YOUR TASK ▸ Rewrite the rows from the line with "staticText: Interaction and" to the line with "button[interactable]: TalkBack <box>0", putting "Downloaded apps" wherever "Installed apps" appears and leaving everything else the same.

AVAILABLE DATA ▸
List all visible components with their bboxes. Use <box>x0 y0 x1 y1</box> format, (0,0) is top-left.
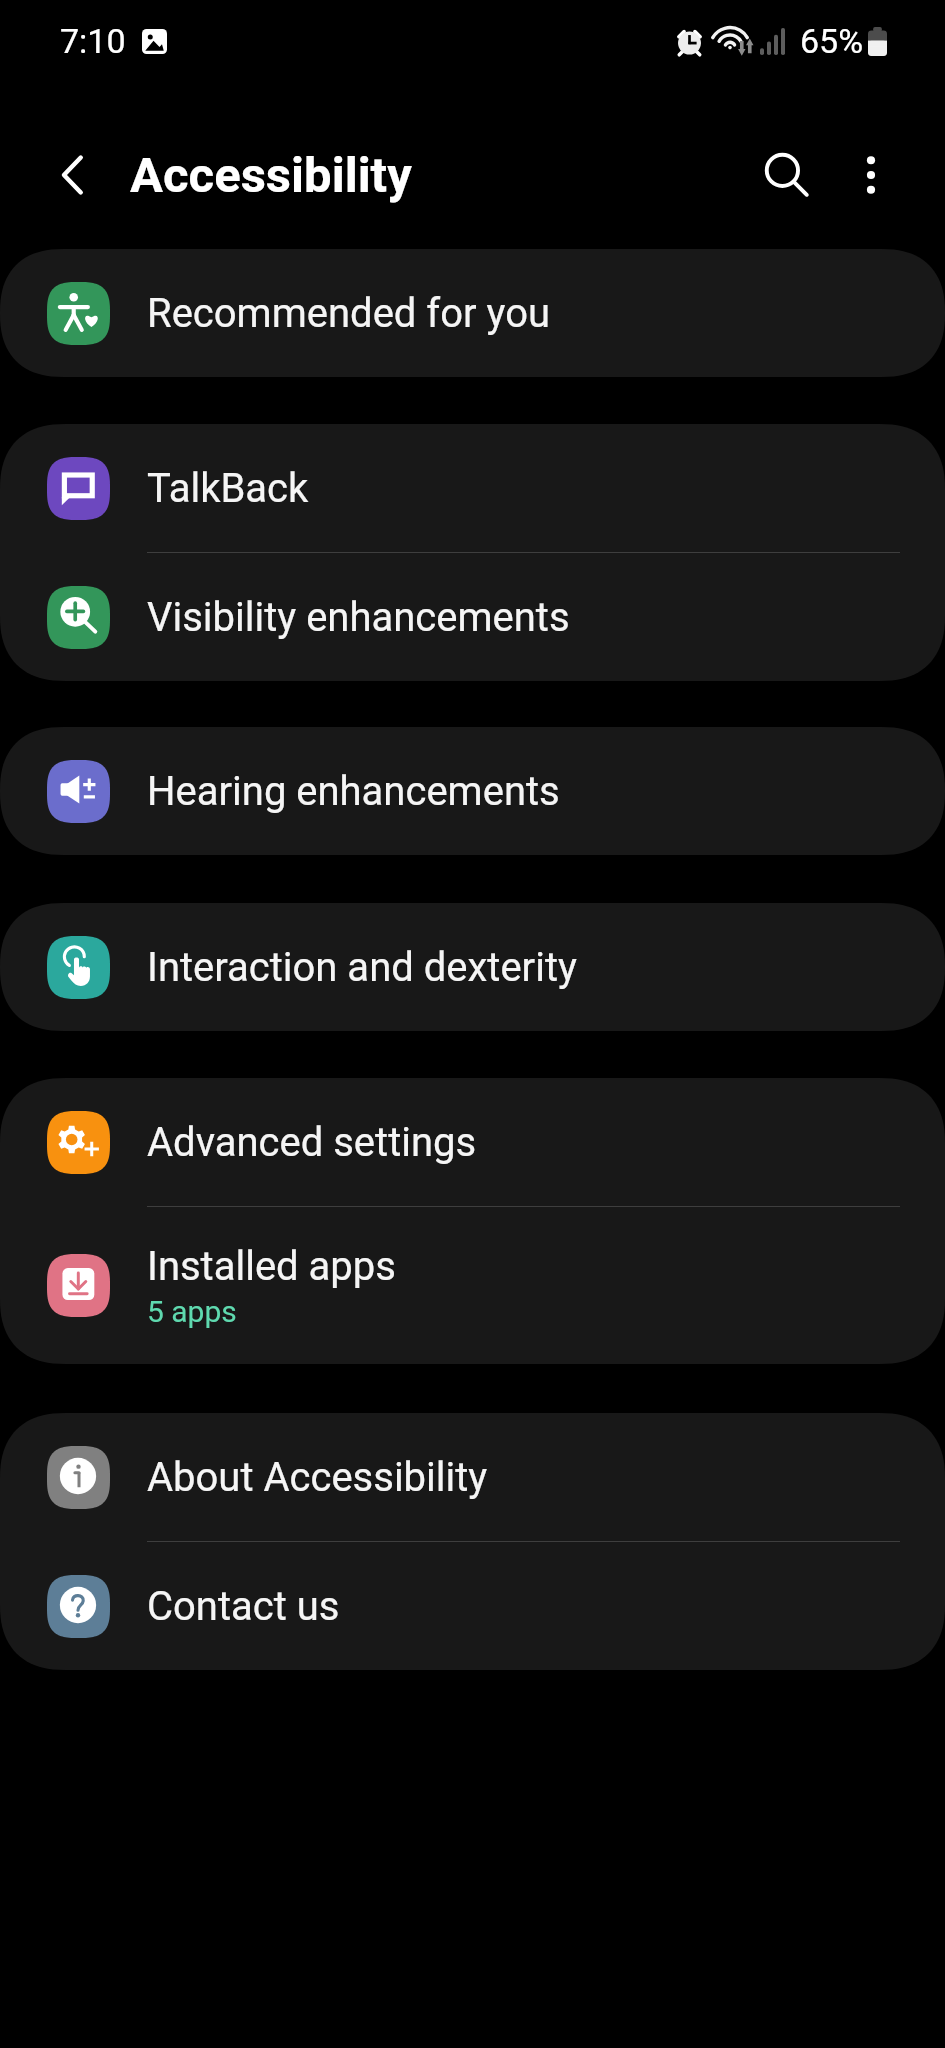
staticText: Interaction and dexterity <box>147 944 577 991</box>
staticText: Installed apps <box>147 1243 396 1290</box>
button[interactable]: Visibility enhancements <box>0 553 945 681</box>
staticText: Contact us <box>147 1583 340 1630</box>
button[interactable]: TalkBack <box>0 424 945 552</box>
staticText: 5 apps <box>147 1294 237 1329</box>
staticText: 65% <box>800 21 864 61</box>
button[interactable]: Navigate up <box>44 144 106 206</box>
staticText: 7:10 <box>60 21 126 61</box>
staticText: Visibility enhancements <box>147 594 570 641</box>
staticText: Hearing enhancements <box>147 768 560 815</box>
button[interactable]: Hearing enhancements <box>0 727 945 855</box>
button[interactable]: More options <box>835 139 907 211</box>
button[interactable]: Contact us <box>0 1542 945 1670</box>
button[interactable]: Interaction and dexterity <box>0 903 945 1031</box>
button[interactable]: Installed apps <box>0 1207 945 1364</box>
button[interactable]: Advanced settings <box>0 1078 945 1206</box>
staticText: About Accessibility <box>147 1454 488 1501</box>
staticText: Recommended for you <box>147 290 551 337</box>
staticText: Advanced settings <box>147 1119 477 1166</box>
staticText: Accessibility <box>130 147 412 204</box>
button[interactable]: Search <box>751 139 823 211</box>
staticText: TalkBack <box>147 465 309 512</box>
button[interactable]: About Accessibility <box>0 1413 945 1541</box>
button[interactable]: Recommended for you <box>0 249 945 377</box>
---
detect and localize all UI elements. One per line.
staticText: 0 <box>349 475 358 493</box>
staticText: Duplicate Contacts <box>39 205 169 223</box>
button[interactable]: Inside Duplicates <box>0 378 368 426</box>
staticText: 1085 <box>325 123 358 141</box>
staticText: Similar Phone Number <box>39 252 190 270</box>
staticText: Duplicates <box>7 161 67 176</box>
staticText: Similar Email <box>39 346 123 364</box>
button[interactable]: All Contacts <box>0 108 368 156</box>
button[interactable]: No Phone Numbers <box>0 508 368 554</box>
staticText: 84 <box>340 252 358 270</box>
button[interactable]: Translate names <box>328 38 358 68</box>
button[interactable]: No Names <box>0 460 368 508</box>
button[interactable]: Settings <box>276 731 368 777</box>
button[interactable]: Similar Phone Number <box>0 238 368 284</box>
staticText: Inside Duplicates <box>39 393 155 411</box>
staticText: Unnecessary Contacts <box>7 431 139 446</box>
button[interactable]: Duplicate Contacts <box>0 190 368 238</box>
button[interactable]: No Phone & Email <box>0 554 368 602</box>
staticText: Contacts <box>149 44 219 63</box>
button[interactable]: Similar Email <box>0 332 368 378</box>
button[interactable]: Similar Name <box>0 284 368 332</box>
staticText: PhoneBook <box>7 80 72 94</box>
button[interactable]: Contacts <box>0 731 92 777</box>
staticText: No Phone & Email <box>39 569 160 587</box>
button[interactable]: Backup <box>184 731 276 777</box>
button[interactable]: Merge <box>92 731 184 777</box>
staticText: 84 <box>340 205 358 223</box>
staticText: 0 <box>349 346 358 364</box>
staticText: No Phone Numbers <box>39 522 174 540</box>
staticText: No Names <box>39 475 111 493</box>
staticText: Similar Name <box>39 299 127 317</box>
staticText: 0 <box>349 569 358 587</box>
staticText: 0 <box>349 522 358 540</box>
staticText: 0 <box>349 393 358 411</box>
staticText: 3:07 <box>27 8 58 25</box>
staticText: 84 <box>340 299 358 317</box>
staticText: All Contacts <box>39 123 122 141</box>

RESULT OF THIS TASK ▸
staticText: Interaction and dexterity <box>147 944 577 991</box>
staticText: Downloaded apps <box>147 1243 396 1290</box>
button[interactable]: Visibility enhancements <box>0 553 945 681</box>
staticText: Contact us <box>147 1583 340 1630</box>
button[interactable]: TalkBack <box>0 424 945 552</box>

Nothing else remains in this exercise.